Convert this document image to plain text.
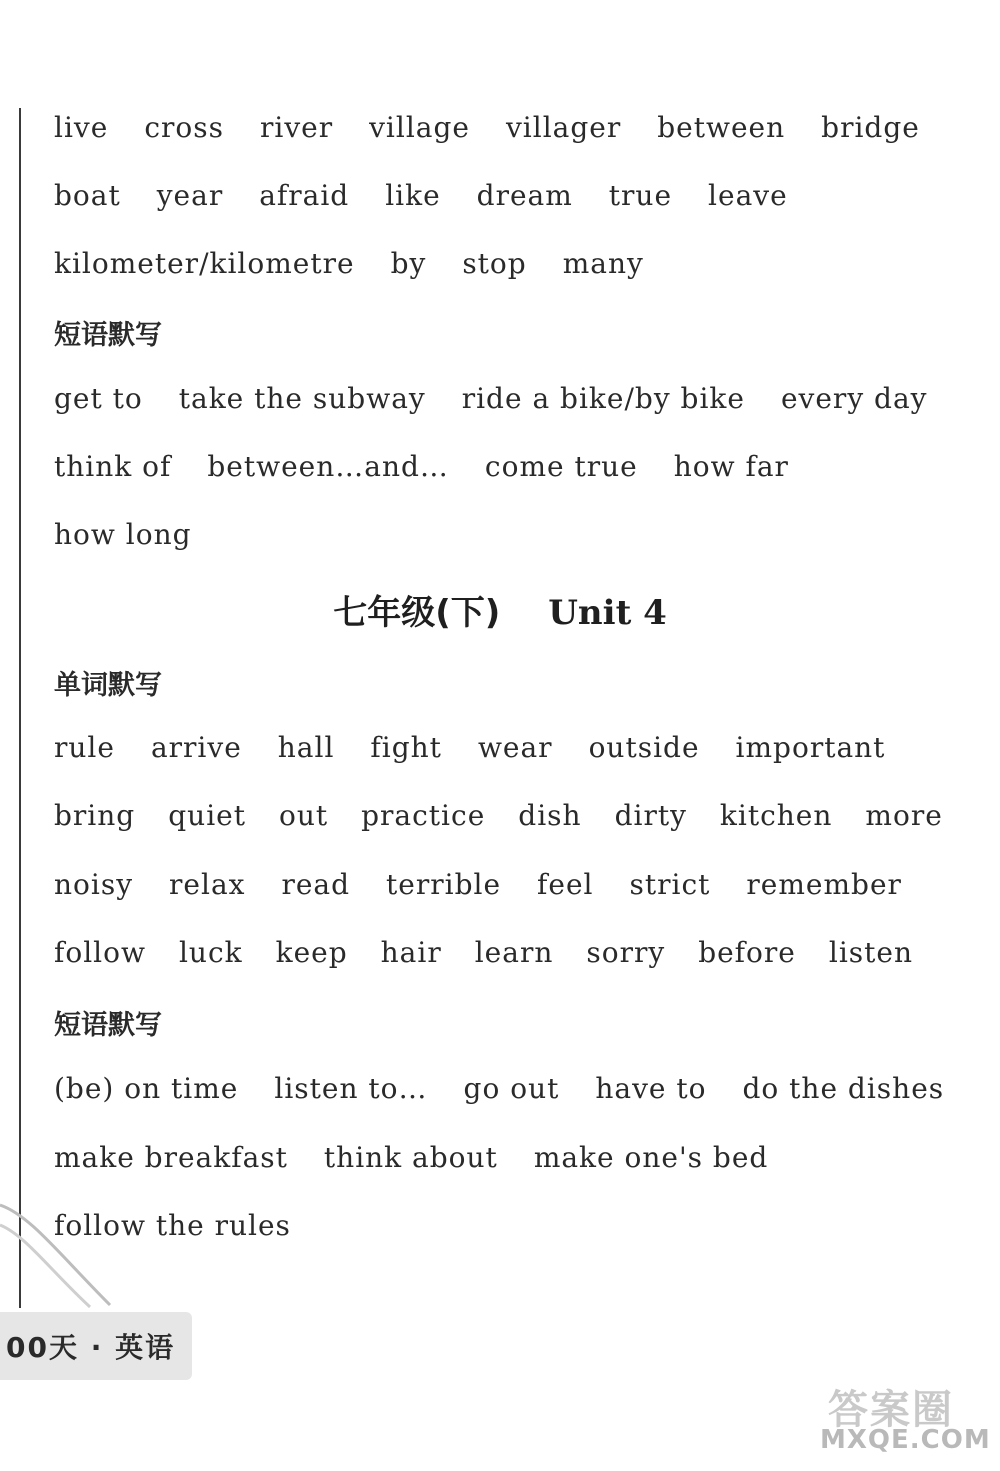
live cross river village villager between bridge
boat year afraid like dream true leave
kilometer/kilometre by stop many
短语默写
get to take the subway ride a bike/by bike every day
think of between…and… come true how far
how long
七年级(下) Unit 4
单词默写
rule arrive hall fight wear outside important
bring quiet out practice dish dirty kitchen more
noisy relax read terrible feel strict remember
follow luck keep hair learn sorry before listen
短语默写
(be) on time listen to… go out have to do the dishes
make breakfast think about make one's bed
follow the rules
00天 · 英语
答案圈
MXQE.COM
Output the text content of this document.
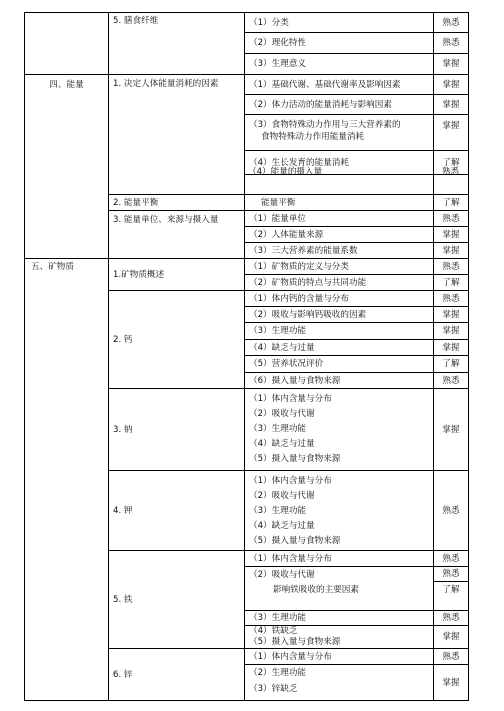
四、能量
五、矿物质
5. 膳食纤维
1. 决定人体能量消耗的因素
2. 能量平衡
3. 能量单位、来源与摄入量
1.矿物质概述
2. 钙
3. 钠
4. 钾
5. 铁
6. 锌
（1）分类
（2）理化特性
（3）生理意义
（1）基础代谢、基础代谢率及影响因素
（2）体力活动的能量消耗与影响因素
（3）食物特殊动力作用与三大营养素的
食物特殊动力作用能量消耗
（4）生长发育的能量消耗
能量平衡
（1）能量单位
（2）人体能量来源
（3）三大营养素的能量系数
（1）矿物质的定义与分类
（2）矿物质的特点与共同功能
（1）体内钙的含量与分布
（2）吸收与影响钙吸收的因素
（3）生理功能
（4）缺乏与过量
（5）营养状况评价
（6）摄入量与食物来源
（1）体内含量与分布
（2）吸收与代谢
（3）生理功能
（4）缺乏与过量
（5）摄入量与食物来源
（1）体内含量与分布
（2）吸收与代谢
（3）生理功能
（4）缺乏与过量
（5）摄入量与食物来源
（1）体内含量与分布
（2）吸收与代谢
影响铁吸收的主要因素
（3）生理功能
（4）铁缺乏
（5）摄入量与食物来源
（1）体内含量与分布
（2）生理功能
（3）锌缺乏
熟悉
熟悉
掌握
掌握
掌握
掌握
了解
了解
熟悉
掌握
掌握
熟悉
了解
熟悉
掌握
掌握
掌握
了解
熟悉
掌握
熟悉
熟悉
熟悉
了解
熟悉
掌握
熟悉
掌握
（4）能量的摄入量	熟悉
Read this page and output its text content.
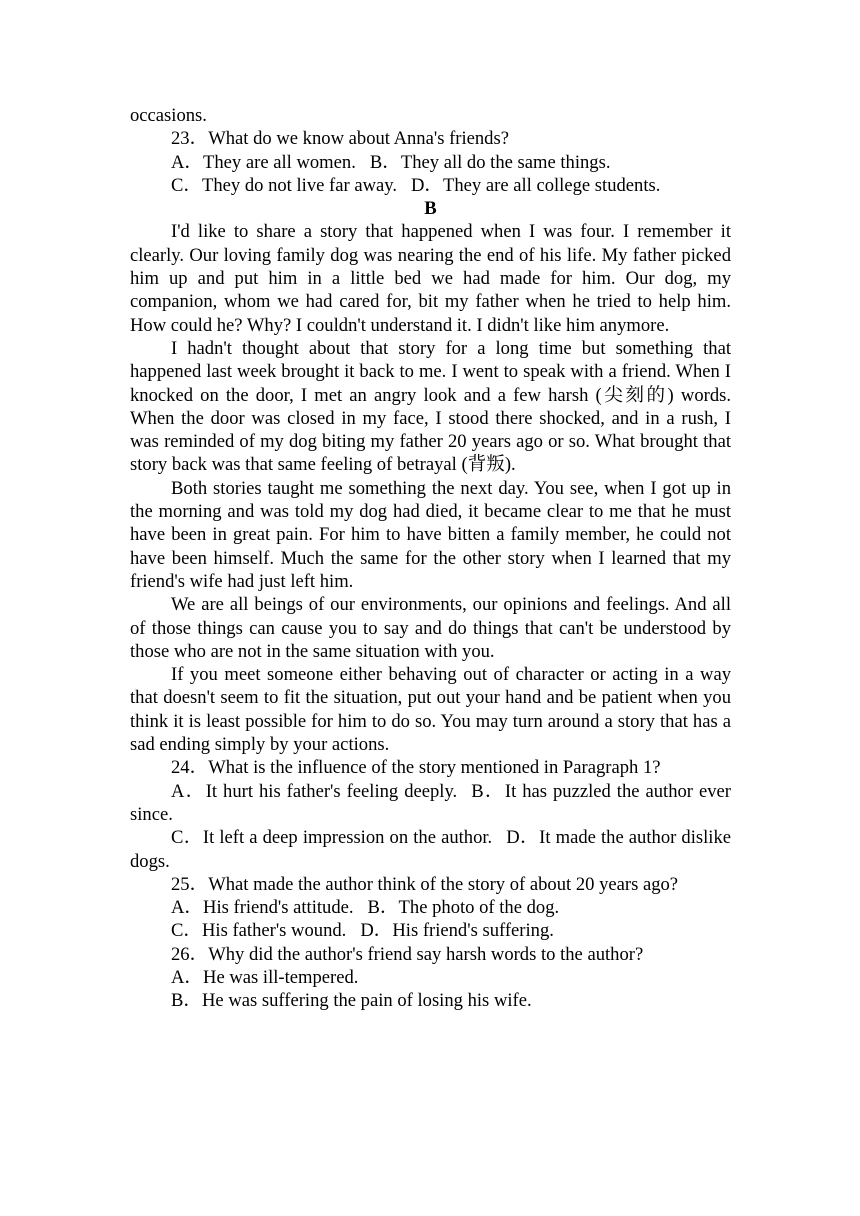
occasions.

23．What do we know about Anna's friends?

A．They are all women. B．They all do the same things.

C．They do not live far away. D．They are all college students.

B

I'd like to share a story that happened when I was four. I remember it clearly. Our loving family dog was nearing the end of his life. My father picked him up and put him in a little bed we had made for him. Our dog, my companion, whom we had cared for, bit my father when he tried to help him. How could he? Why? I couldn't understand it. I didn't like him anymore.

I hadn't thought about that story for a long time but something that happened last week brought it back to me. I went to speak with a friend. When I knocked on the door, I met an angry look and a few harsh (尖刻的) words. When the door was closed in my face, I stood there shocked, and in a rush, I was reminded of my dog biting my father 20 years ago or so. What brought that story back was that same feeling of betrayal (背叛).

Both stories taught me something the next day. You see, when I got up in the morning and was told my dog had died, it became clear to me that he must have been in great pain. For him to have bitten a family member, he could not have been himself. Much the same for the other story when I learned that my friend's wife had just left him.

We are all beings of our environments, our opinions and feelings. And all of those things can cause you to say and do things that can't be understood by those who are not in the same situation with you.

If you meet someone either behaving out of character or acting in a way that doesn't seem to fit the situation, put out your hand and be patient when you think it is least possible for him to do so. You may turn around a story that has a sad ending simply by your actions.

24．What is the influence of the story mentioned in Paragraph 1?

A．It hurt his father's feeling deeply. B．It has puzzled the author ever since.

C．It left a deep impression on the author. D．It made the author dislike dogs.

25．What made the author think of the story of about 20 years ago?

A．His friend's attitude. B．The photo of the dog.

C．His father's wound. D．His friend's suffering.

26．Why did the author's friend say harsh words to the author?

A．He was ill-tempered.

B．He was suffering the pain of losing his wife.
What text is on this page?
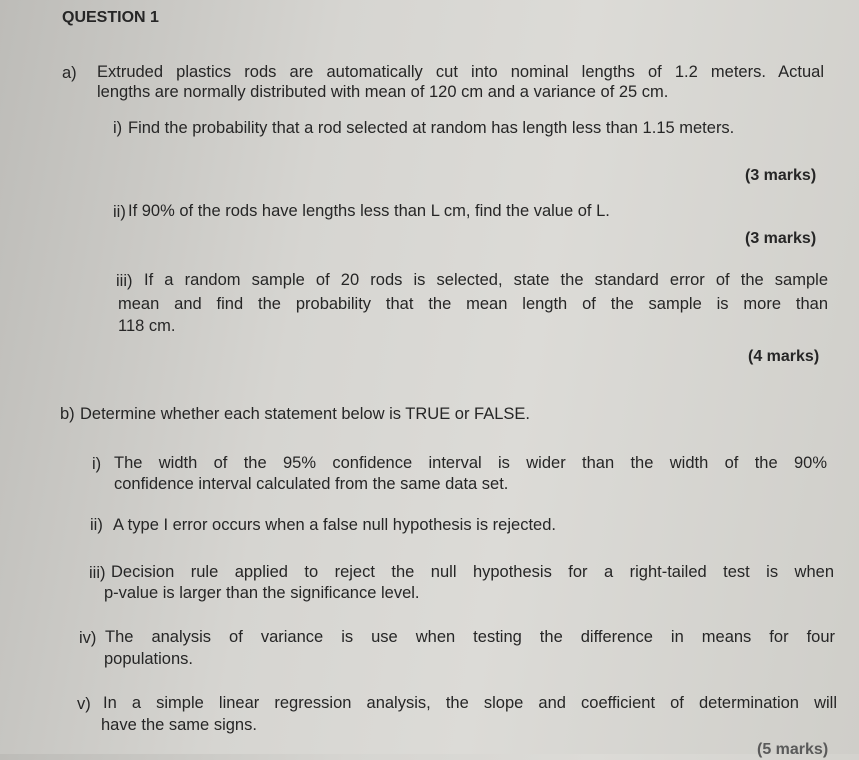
QUESTION 1
a) Extruded plastics rods are automatically cut into nominal lengths of 1.2 meters. Actual
lengths are normally distributed with mean of 120 cm and a variance of 25 cm.
i) Find the probability that a rod selected at random has length less than 1.15 meters.
(3 marks)
ii) If 90% of the rods have lengths less than L cm, find the value of L.
(3 marks)
iii) If a random sample of 20 rods is selected, state the standard error of the sample
mean and find the probability that the mean length of the sample is more than
118 cm.
(4 marks)
b) Determine whether each statement below is TRUE or FALSE.
i) The width of the 95% confidence interval is wider than the width of the 90%
confidence interval calculated from the same data set.
ii) A type I error occurs when a false null hypothesis is rejected.
iii) Decision rule applied to reject the null hypothesis for a right-tailed test is when
p-value is larger than the significance level.
iv) The analysis of variance is use when testing the difference in means for four
populations.
v) In a simple linear regression analysis, the slope and coefficient of determination will
have the same signs.
(5 marks)
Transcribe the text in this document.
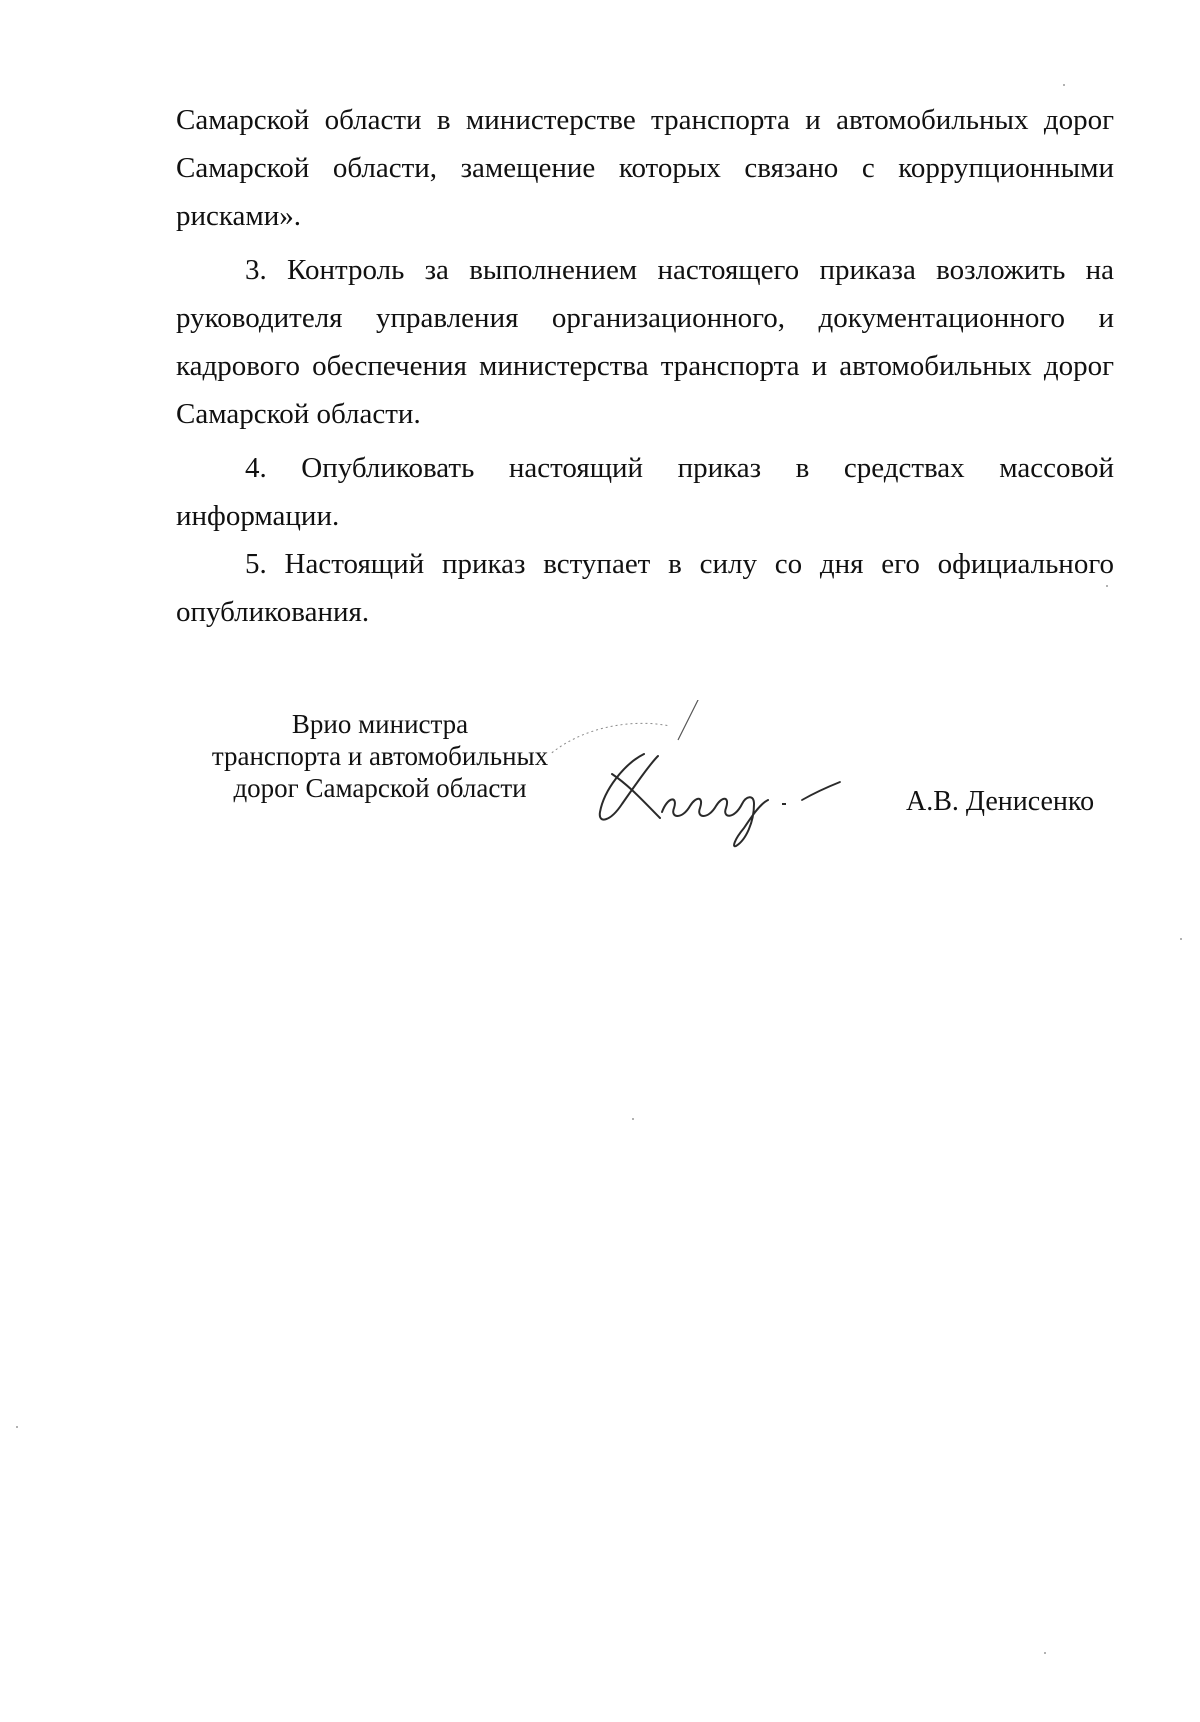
Самарской области в министерстве транспорта и автомобильных дорог Самарской области, замещение которых связано с коррупционными рисками».

3. Контроль за выполнением настоящего приказа возложить на руководителя управления организационного, документационного и кадрового обеспечения министерства транспорта и автомобильных дорог Самарской области.

4. Опубликовать настоящий приказ в средствах массовой информации.

5. Настоящий приказ вступает в силу со дня его официального опубликования.

Врио министра
транспорта и автомобильных
дорог Самарской области	А.В. Денисенко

Description of the task:
Work through the records line by line and tally those with the word "time". Report only the total.

Response to the exercise:
2